> **Rows from a figure dataset**:
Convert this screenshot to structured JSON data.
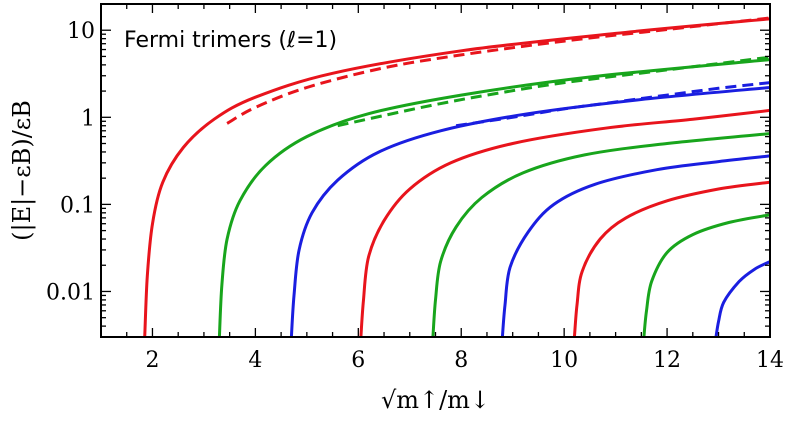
{
  "chart_data": {
    "type": "line",
    "title": "Fermi trimers (ℓ=1)",
    "xlabel": "√m↑/m↓",
    "ylabel": "(|E|−εB)/εB",
    "xlim": [
      1,
      14
    ],
    "ylim": [
      0.003,
      20
    ],
    "y_scale": "log",
    "grid": false,
    "x_ticks": [
      "2",
      "4",
      "6",
      "8",
      "10",
      "12",
      "14"
    ],
    "y_ticks": [
      "0.01",
      "0.1",
      "1",
      "10"
    ],
    "colors": {
      "red": "#e8141c",
      "green": "#18a51c",
      "blue": "#1a1ee0"
    },
    "series": [
      {
        "color": "red",
        "style": "solid",
        "x": [
          1.85,
          1.9,
          2.0,
          2.2,
          2.6,
          3.2,
          4.0,
          5.5,
          8.0,
          11.0,
          14.0
        ],
        "y": [
          0.003,
          0.015,
          0.06,
          0.18,
          0.45,
          0.95,
          1.7,
          3.2,
          5.8,
          9.2,
          13.5
        ]
      },
      {
        "color": "green",
        "style": "solid",
        "x": [
          3.3,
          3.35,
          3.45,
          3.7,
          4.2,
          5.0,
          6.2,
          8.0,
          10.5,
          14.0
        ],
        "y": [
          0.003,
          0.012,
          0.04,
          0.11,
          0.28,
          0.6,
          1.1,
          1.8,
          2.9,
          4.6
        ]
      },
      {
        "color": "blue",
        "style": "solid",
        "x": [
          4.7,
          4.75,
          4.85,
          5.1,
          5.6,
          6.4,
          7.6,
          9.3,
          11.5,
          14.0
        ],
        "y": [
          0.003,
          0.009,
          0.03,
          0.08,
          0.19,
          0.4,
          0.7,
          1.1,
          1.6,
          2.2
        ]
      },
      {
        "color": "red",
        "style": "solid",
        "x": [
          6.05,
          6.1,
          6.2,
          6.5,
          7.0,
          7.8,
          9.0,
          10.8,
          12.5,
          14.0
        ],
        "y": [
          0.003,
          0.008,
          0.025,
          0.065,
          0.15,
          0.3,
          0.5,
          0.75,
          0.95,
          1.2
        ]
      },
      {
        "color": "green",
        "style": "solid",
        "x": [
          7.45,
          7.5,
          7.6,
          7.9,
          8.4,
          9.2,
          10.4,
          12.0,
          14.0
        ],
        "y": [
          0.003,
          0.008,
          0.022,
          0.055,
          0.12,
          0.23,
          0.37,
          0.5,
          0.65
        ]
      },
      {
        "color": "blue",
        "style": "solid",
        "x": [
          8.8,
          8.85,
          8.95,
          9.3,
          9.8,
          10.6,
          11.8,
          13.0,
          14.0
        ],
        "y": [
          0.003,
          0.007,
          0.019,
          0.048,
          0.1,
          0.17,
          0.25,
          0.31,
          0.36
        ]
      },
      {
        "color": "red",
        "style": "solid",
        "x": [
          10.2,
          10.25,
          10.35,
          10.7,
          11.2,
          12.0,
          13.0,
          14.0
        ],
        "y": [
          0.003,
          0.007,
          0.017,
          0.04,
          0.07,
          0.11,
          0.15,
          0.18
        ]
      },
      {
        "color": "green",
        "style": "solid",
        "x": [
          11.55,
          11.6,
          11.7,
          12.0,
          12.5,
          13.2,
          14.0
        ],
        "y": [
          0.003,
          0.006,
          0.013,
          0.028,
          0.045,
          0.062,
          0.076
        ]
      },
      {
        "color": "blue",
        "style": "solid",
        "x": [
          12.95,
          13.0,
          13.1,
          13.4,
          13.7,
          14.0
        ],
        "y": [
          0.003,
          0.0045,
          0.0075,
          0.013,
          0.018,
          0.022
        ]
      },
      {
        "color": "red",
        "style": "dashed",
        "x": [
          3.45,
          4.0,
          5.0,
          6.5,
          8.0,
          10.0,
          12.0,
          14.0
        ],
        "y": [
          0.85,
          1.3,
          2.2,
          3.7,
          5.2,
          7.5,
          10.2,
          13.8
        ]
      },
      {
        "color": "green",
        "style": "dashed",
        "x": [
          5.6,
          6.5,
          7.5,
          8.5,
          10.0,
          12.0,
          14.0
        ],
        "y": [
          0.8,
          1.05,
          1.4,
          1.8,
          2.5,
          3.5,
          4.9
        ]
      },
      {
        "color": "blue",
        "style": "dashed",
        "x": [
          7.9,
          9.0,
          10.0,
          11.0,
          12.0,
          13.0,
          14.0
        ],
        "y": [
          0.8,
          1.0,
          1.25,
          1.5,
          1.8,
          2.15,
          2.5
        ]
      }
    ]
  }
}
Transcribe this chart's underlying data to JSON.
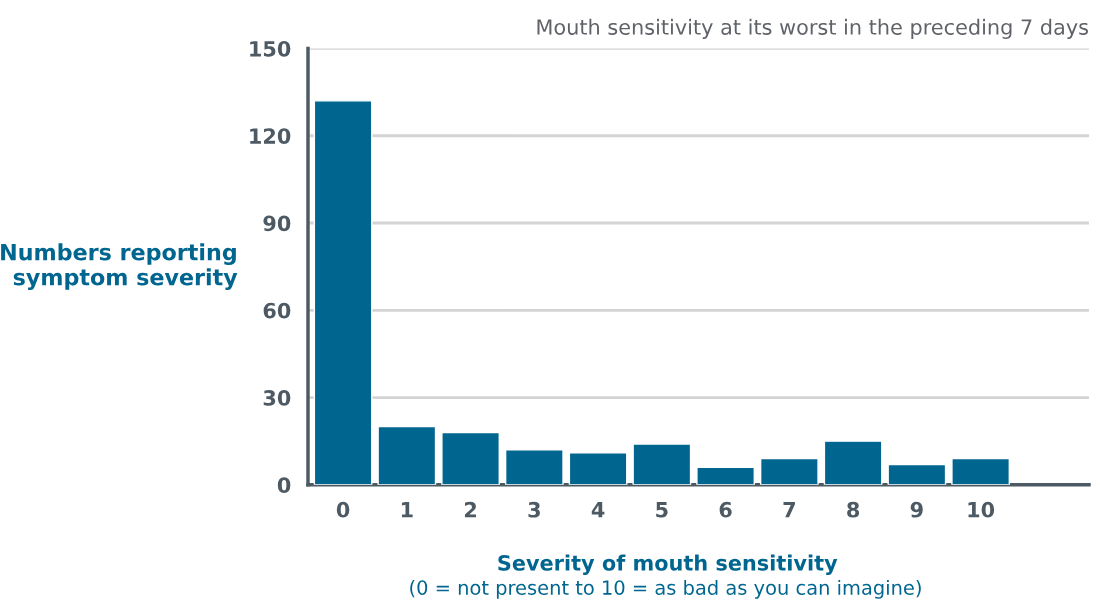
{
  "chart_data": {
    "type": "bar",
    "title": "Mouth sensitivity at its worst in the preceding 7 days",
    "xlabel": "Severity of mouth sensitivity",
    "ylabel": "Numbers reporting\nsymptom severity",
    "annotations": [
      "(0 = not present to 10 = as bad as you can imagine)"
    ],
    "categories": [
      "0",
      "1",
      "2",
      "3",
      "4",
      "5",
      "6",
      "7",
      "8",
      "9",
      "10"
    ],
    "values": [
      132,
      20,
      18,
      12,
      11,
      14,
      6,
      9,
      15,
      7,
      9
    ],
    "color": "#006690",
    "ylim": [
      0,
      150
    ],
    "yticks": [
      0,
      30,
      60,
      90,
      120,
      150
    ],
    "grid": "y"
  }
}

> **Your instructions**: Your task is to repeat the data above exactly while excluding the pictures.

> **Expected output**:
Convert this screenshot to structured JSON data.
{
  "chart_data": {
    "type": "line",
    "title": "Fermi trimers (ℓ=1)",
    "xlabel": "√m↑/m↓",
    "ylabel": "(|E|−εB)/εB",
    "xlim": [
      1,
      14
    ],
    "ylim": [
      0.003,
      20
    ],
    "y_scale": "log",
    "grid": false,
    "x_ticks": [
      "2",
      "4",
      "6",
      "8",
      "10",
      "12",
      "14"
    ],
    "y_ticks": [
      "0.01",
      "0.1",
      "1",
      "10"
    ],
    "colors": {
      "red": "#e8141c",
      "green": "#18a51c",
      "blue": "#1a1ee0"
    },
    "series": [
      {
        "color": "red",
        "style": "solid",
        "x": [
          1.85,
          1.9,
          2.0,
          2.2,
          2.6,
          3.2,
          4.0,
          5.5,
          8.0,
          11.0,
          14.0
        ],
        "y": [
          0.003,
          0.015,
          0.06,
          0.18,
          0.45,
          0.95,
          1.7,
          3.2,
          5.8,
          9.2,
          13.5
        ]
      },
      {
        "color": "green",
        "style": "solid",
        "x": [
          3.3,
          3.35,
          3.45,
          3.7,
          4.2,
          5.0,
          6.2,
          8.0,
          10.5,
          14.0
        ],
        "y": [
          0.003,
          0.012,
          0.04,
          0.11,
          0.28,
          0.6,
          1.1,
          1.8,
          2.9,
          4.6
        ]
      },
      {
        "color": "blue",
        "style": "solid",
        "x": [
          4.7,
          4.75,
          4.85,
          5.1,
          5.6,
          6.4,
          7.6,
          9.3,
          11.5,
          14.0
        ],
        "y": [
          0.003,
          0.009,
          0.03,
          0.08,
          0.19,
          0.4,
          0.7,
          1.1,
          1.6,
          2.2
        ]
      },
      {
        "color": "red",
        "style": "solid",
        "x": [
          6.05,
          6.1,
          6.2,
          6.5,
          7.0,
          7.8,
          9.0,
          10.8,
          12.5,
          14.0
        ],
        "y": [
          0.003,
          0.008,
          0.025,
          0.065,
          0.15,
          0.3,
          0.5,
          0.75,
          0.95,
          1.2
        ]
      },
      {
        "color": "green",
        "style": "solid",
        "x": [
          7.45,
          7.5,
          7.6,
          7.9,
          8.4,
          9.2,
          10.4,
          12.0,
          14.0
        ],
        "y": [
          0.003,
          0.008,
          0.022,
          0.055,
          0.12,
          0.23,
          0.37,
          0.5,
          0.65
        ]
      },
      {
        "color": "blue",
        "style": "solid",
        "x": [
          8.8,
          8.85,
          8.95,
          9.3,
          9.8,
          10.6,
          11.8,
          13.0,
          14.0
        ],
        "y": [
          0.003,
          0.007,
          0.019,
          0.048,
          0.1,
          0.17,
          0.25,
          0.31,
          0.36
        ]
      },
      {
        "color": "red",
        "style": "solid",
        "x": [
          10.2,
          10.25,
          10.35,
          10.7,
          11.2,
          12.0,
          13.0,
          14.0
        ],
        "y": [
          0.003,
          0.007,
          0.017,
          0.04,
          0.07,
          0.11,
          0.15,
          0.18
        ]
      },
      {
        "color": "green",
        "style": "solid",
        "x": [
          11.55,
          11.6,
          11.7,
          12.0,
          12.5,
          13.2,
          14.0
        ],
        "y": [
          0.003,
          0.006,
          0.013,
          0.028,
          0.045,
          0.062,
          0.076
        ]
      },
      {
        "color": "blue",
        "style": "solid",
        "x": [
          12.95,
          13.0,
          13.1,
          13.4,
          13.7,
          14.0
        ],
        "y": [
          0.003,
          0.0045,
          0.0075,
          0.013,
          0.018,
          0.022
        ]
      },
      {
        "color": "red",
        "style": "dashed",
        "x": [
          3.45,
          4.0,
          5.0,
          6.5,
          8.0,
          10.0,
          12.0,
          14.0
        ],
        "y": [
          0.85,
          1.3,
          2.2,
          3.7,
          5.2,
          7.5,
          10.2,
          13.8
        ]
      },
      {
        "color": "green",
        "style": "dashed",
        "x": [
          5.6,
          6.5,
          7.5,
          8.5,
          10.0,
          12.0,
          14.0
        ],
        "y": [
          0.8,
          1.05,
          1.4,
          1.8,
          2.5,
          3.5,
          4.9
        ]
      },
      {
        "color": "blue",
        "style": "dashed",
        "x": [
          7.9,
          9.0,
          10.0,
          11.0,
          12.0,
          13.0,
          14.0
        ],
        "y": [
          0.8,
          1.0,
          1.25,
          1.5,
          1.8,
          2.15,
          2.5
        ]
      }
    ]
  }
}
Transcribe this chart's underlying data to JSON.
{
  "chart_data": {
    "type": "bar",
    "title": "Mouth sensitivity at its worst in the preceding 7 days",
    "xlabel": "Severity of mouth sensitivity",
    "ylabel": "Numbers reporting\nsymptom severity",
    "annotations": [
      "(0 = not present to 10 = as bad as you can imagine)"
    ],
    "categories": [
      "0",
      "1",
      "2",
      "3",
      "4",
      "5",
      "6",
      "7",
      "8",
      "9",
      "10"
    ],
    "values": [
      132,
      20,
      18,
      12,
      11,
      14,
      6,
      9,
      15,
      7,
      9
    ],
    "color": "#006690",
    "ylim": [
      0,
      150
    ],
    "yticks": [
      0,
      30,
      60,
      90,
      120,
      150
    ],
    "grid": "y"
  }
}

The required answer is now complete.